Stored data:
_ _ _ _

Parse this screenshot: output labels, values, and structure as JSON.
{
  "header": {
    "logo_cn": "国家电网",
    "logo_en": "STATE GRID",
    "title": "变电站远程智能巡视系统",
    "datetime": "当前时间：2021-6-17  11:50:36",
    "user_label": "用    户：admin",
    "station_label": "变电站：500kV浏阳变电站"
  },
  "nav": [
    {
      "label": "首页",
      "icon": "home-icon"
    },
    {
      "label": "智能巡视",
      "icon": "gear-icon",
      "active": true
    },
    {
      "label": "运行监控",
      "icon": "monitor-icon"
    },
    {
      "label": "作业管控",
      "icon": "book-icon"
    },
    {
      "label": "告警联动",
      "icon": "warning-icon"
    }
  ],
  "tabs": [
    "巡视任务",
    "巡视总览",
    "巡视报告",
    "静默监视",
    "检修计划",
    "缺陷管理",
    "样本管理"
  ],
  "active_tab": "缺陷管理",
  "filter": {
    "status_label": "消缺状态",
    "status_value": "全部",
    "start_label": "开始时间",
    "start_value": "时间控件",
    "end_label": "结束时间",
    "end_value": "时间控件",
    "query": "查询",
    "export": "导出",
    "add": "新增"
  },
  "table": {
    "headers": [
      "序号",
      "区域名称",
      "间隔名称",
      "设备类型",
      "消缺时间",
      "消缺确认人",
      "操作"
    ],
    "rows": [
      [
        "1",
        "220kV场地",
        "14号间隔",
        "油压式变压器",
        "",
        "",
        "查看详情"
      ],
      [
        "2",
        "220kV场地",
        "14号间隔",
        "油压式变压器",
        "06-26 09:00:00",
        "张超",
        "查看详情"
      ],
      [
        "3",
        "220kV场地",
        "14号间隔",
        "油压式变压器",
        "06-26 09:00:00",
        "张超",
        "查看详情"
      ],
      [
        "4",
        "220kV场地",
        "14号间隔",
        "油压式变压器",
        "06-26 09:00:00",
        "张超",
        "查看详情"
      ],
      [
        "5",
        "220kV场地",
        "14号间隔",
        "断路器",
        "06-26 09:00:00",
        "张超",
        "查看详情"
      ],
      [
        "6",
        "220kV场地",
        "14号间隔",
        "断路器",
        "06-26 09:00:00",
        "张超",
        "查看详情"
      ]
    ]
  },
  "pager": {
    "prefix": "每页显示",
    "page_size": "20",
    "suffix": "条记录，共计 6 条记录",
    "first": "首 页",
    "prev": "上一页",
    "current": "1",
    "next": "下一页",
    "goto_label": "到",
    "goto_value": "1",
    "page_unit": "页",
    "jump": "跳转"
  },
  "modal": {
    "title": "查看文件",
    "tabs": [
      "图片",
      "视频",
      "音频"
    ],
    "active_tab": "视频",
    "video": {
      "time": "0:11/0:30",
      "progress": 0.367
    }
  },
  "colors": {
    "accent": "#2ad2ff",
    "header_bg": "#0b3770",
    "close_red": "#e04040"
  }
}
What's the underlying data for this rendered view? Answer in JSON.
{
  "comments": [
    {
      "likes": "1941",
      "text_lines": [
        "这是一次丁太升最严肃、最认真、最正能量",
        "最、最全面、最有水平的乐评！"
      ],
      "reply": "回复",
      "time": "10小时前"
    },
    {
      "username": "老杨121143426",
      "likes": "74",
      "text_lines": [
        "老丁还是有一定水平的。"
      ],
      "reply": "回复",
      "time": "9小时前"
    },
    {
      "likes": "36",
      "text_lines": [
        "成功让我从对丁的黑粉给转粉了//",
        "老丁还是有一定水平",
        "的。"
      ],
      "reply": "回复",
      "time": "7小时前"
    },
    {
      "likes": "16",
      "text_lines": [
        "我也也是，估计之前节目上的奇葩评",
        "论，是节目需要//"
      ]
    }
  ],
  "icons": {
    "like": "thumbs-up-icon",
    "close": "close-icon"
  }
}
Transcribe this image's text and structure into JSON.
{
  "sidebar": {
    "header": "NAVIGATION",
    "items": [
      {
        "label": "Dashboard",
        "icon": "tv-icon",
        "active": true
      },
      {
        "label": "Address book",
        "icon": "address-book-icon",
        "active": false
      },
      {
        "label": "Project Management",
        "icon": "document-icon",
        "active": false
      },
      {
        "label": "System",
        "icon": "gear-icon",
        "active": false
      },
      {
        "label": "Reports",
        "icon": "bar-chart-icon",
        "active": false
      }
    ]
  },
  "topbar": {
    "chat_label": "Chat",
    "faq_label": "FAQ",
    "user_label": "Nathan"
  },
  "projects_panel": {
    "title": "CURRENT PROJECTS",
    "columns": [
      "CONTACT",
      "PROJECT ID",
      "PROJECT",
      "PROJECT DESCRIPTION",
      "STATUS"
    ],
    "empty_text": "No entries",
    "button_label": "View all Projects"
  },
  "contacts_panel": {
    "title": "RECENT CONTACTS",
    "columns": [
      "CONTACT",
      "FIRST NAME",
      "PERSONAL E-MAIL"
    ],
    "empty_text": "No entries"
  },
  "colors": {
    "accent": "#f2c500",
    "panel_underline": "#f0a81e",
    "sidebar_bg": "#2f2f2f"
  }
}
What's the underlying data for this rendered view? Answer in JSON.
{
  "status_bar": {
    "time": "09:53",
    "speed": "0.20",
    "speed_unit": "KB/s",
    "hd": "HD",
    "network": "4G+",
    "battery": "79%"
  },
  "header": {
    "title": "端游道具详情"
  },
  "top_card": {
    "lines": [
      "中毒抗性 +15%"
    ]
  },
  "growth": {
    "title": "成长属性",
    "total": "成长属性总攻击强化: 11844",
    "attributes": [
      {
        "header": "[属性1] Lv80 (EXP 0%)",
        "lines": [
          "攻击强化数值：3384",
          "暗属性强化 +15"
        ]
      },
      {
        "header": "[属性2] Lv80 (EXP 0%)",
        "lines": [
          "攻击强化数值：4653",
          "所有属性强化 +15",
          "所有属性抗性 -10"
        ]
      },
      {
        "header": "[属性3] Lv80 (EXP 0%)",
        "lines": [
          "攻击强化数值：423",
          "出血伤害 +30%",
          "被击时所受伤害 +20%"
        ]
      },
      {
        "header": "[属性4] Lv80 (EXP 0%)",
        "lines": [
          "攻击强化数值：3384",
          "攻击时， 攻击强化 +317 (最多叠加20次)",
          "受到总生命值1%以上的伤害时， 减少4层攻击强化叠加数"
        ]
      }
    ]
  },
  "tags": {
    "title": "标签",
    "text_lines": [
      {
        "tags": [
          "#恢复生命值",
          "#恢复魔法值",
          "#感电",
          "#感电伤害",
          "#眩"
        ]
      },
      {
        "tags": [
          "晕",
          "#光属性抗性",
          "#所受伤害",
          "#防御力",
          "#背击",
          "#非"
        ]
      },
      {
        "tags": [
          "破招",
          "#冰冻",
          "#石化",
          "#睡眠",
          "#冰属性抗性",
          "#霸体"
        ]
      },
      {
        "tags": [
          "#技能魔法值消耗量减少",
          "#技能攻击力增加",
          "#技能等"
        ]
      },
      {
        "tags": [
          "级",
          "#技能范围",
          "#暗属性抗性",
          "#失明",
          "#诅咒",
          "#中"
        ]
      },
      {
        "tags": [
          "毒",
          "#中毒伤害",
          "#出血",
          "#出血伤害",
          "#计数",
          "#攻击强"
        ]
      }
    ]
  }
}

_ _ _ _

Each line of the material should be duplicated exactly, please.

### In response
Parse this screenshot: output labels, values, and structure as JSON.
{
  "header": {
    "logo_cn": "国家电网",
    "logo_en": "STATE GRID",
    "title": "变电站远程智能巡视系统",
    "datetime": "当前时间：2021-6-17  11:50:36",
    "user_label": "用    户：admin",
    "station_label": "变电站：500kV浏阳变电站"
  },
  "nav": [
    {
      "label": "首页",
      "icon": "home-icon"
    },
    {
      "label": "智能巡视",
      "icon": "gear-icon",
      "active": true
    },
    {
      "label": "运行监控",
      "icon": "monitor-icon"
    },
    {
      "label": "作业管控",
      "icon": "book-icon"
    },
    {
      "label": "告警联动",
      "icon": "warning-icon"
    }
  ],
  "tabs": [
    "巡视任务",
    "巡视总览",
    "巡视报告",
    "静默监视",
    "检修计划",
    "缺陷管理",
    "样本管理"
  ],
  "active_tab": "缺陷管理",
  "filter": {
    "status_label": "消缺状态",
    "status_value": "全部",
    "start_label": "开始时间",
    "start_value": "时间控件",
    "end_label": "结束时间",
    "end_value": "时间控件",
    "query": "查询",
    "export": "导出",
    "add": "新增"
  },
  "table": {
    "headers": [
      "序号",
      "区域名称",
      "间隔名称",
      "设备类型",
      "消缺时间",
      "消缺确认人",
      "操作"
    ],
    "rows": [
      [
        "1",
        "220kV场地",
        "14号间隔",
        "油压式变压器",
        "",
        "",
        "查看详情"
      ],
      [
        "2",
        "220kV场地",
        "14号间隔",
        "油压式变压器",
        "06-26 09:00:00",
        "张超",
        "查看详情"
      ],
      [
        "3",
        "220kV场地",
        "14号间隔",
        "油压式变压器",
        "06-26 09:00:00",
        "张超",
        "查看详情"
      ],
      [
        "4",
        "220kV场地",
        "14号间隔",
        "油压式变压器",
        "06-26 09:00:00",
        "张超",
        "查看详情"
      ],
      [
        "5",
        "220kV场地",
        "14号间隔",
        "断路器",
        "06-26 09:00:00",
        "张超",
        "查看详情"
      ],
      [
        "6",
        "220kV场地",
        "14号间隔",
        "断路器",
        "06-26 09:00:00",
        "张超",
        "查看详情"
      ]
    ]
  },
  "pager": {
    "prefix": "每页显示",
    "page_size": "20",
    "suffix": "条记录，共计 6 条记录",
    "first": "首 页",
    "prev": "上一页",
    "current": "1",
    "next": "下一页",
    "goto_label": "到",
    "goto_value": "1",
    "page_unit": "页",
    "jump": "跳转"
  },
  "modal": {
    "title": "查看文件",
    "tabs": [
      "图片",
      "视频",
      "音频"
    ],
    "active_tab": "视频",
    "video": {
      "time": "0:11/0:30",
      "progress": 0.367
    }
  },
  "colors": {
    "accent": "#2ad2ff",
    "header_bg": "#0b3770",
    "close_red": "#e04040"
  }
}
What's the underlying data for this rendered view? Answer in JSON.
{
  "comments": [
    {
      "likes": "1941",
      "text_lines": [
        "这是一次丁太升最严肃、最认真、最正能量",
        "最、最全面、最有水平的乐评！"
      ],
      "reply": "回复",
      "time": "10小时前"
    },
    {
      "username": "老杨121143426",
      "likes": "74",
      "text_lines": [
        "老丁还是有一定水平的。"
      ],
      "reply": "回复",
      "time": "9小时前"
    },
    {
      "likes": "36",
      "text_lines": [
        "成功让我从对丁的黑粉给转粉了//",
        "老丁还是有一定水平",
        "的。"
      ],
      "reply": "回复",
      "time": "7小时前"
    },
    {
      "likes": "16",
      "text_lines": [
        "我也也是，估计之前节目上的奇葩评",
        "论，是节目需要//"
      ]
    }
  ],
  "icons": {
    "like": "thumbs-up-icon",
    "close": "close-icon"
  }
}
Transcribe this image's text and structure into JSON.
{
  "sidebar": {
    "header": "NAVIGATION",
    "items": [
      {
        "label": "Dashboard",
        "icon": "tv-icon",
        "active": true
      },
      {
        "label": "Address book",
        "icon": "address-book-icon",
        "active": false
      },
      {
        "label": "Project Management",
        "icon": "document-icon",
        "active": false
      },
      {
        "label": "System",
        "icon": "gear-icon",
        "active": false
      },
      {
        "label": "Reports",
        "icon": "bar-chart-icon",
        "active": false
      }
    ]
  },
  "topbar": {
    "chat_label": "Chat",
    "faq_label": "FAQ",
    "user_label": "Nathan"
  },
  "projects_panel": {
    "title": "CURRENT PROJECTS",
    "columns": [
      "CONTACT",
      "PROJECT ID",
      "PROJECT",
      "PROJECT DESCRIPTION",
      "STATUS"
    ],
    "empty_text": "No entries",
    "button_label": "View all Projects"
  },
  "contacts_panel": {
    "title": "RECENT CONTACTS",
    "columns": [
      "CONTACT",
      "FIRST NAME",
      "PERSONAL E-MAIL"
    ],
    "empty_text": "No entries"
  },
  "colors": {
    "accent": "#f2c500",
    "panel_underline": "#f0a81e",
    "sidebar_bg": "#2f2f2f"
  }
}
What's the underlying data for this rendered view? Answer in JSON.
{
  "status_bar": {
    "time": "09:53",
    "speed": "0.20",
    "speed_unit": "KB/s",
    "hd": "HD",
    "network": "4G+",
    "battery": "79%"
  },
  "header": {
    "title": "端游道具详情"
  },
  "top_card": {
    "lines": [
      "中毒抗性 +15%"
    ]
  },
  "growth": {
    "title": "成长属性",
    "total": "成长属性总攻击强化: 11844",
    "attributes": [
      {
        "header": "[属性1] Lv80 (EXP 0%)",
        "lines": [
          "攻击强化数值：3384",
          "暗属性强化 +15"
        ]
      },
      {
        "header": "[属性2] Lv80 (EXP 0%)",
        "lines": [
          "攻击强化数值：4653",
          "所有属性强化 +15",
          "所有属性抗性 -10"
        ]
      },
      {
        "header": "[属性3] Lv80 (EXP 0%)",
        "lines": [
          "攻击强化数值：423",
          "出血伤害 +30%",
          "被击时所受伤害 +20%"
        ]
      },
      {
        "header": "[属性4] Lv80 (EXP 0%)",
        "lines": [
          "攻击强化数值：3384",
          "攻击时， 攻击强化 +317 (最多叠加20次)",
          "受到总生命值1%以上的伤害时， 减少4层攻击强化叠加数"
        ]
      }
    ]
  },
  "tags": {
    "title": "标签",
    "text_lines": [
      {
        "tags": [
          "#恢复生命值",
          "#恢复魔法值",
          "#感电",
          "#感电伤害",
          "#眩"
        ]
      },
      {
        "tags": [
          "晕",
          "#光属性抗性",
          "#所受伤害",
          "#防御力",
          "#背击",
          "#非"
        ]
      },
      {
        "tags": [
          "破招",
          "#冰冻",
          "#石化",
          "#睡眠",
          "#冰属性抗性",
          "#霸体"
        ]
      },
      {
        "tags": [
          "#技能魔法值消耗量减少",
          "#技能攻击力增加",
          "#技能等"
        ]
      },
      {
        "tags": [
          "级",
          "#技能范围",
          "#暗属性抗性",
          "#失明",
          "#诅咒",
          "#中"
        ]
      },
      {
        "tags": [
          "毒",
          "#中毒伤害",
          "#出血",
          "#出血伤害",
          "#计数",
          "#攻击强"
        ]
      }
    ]
  }
}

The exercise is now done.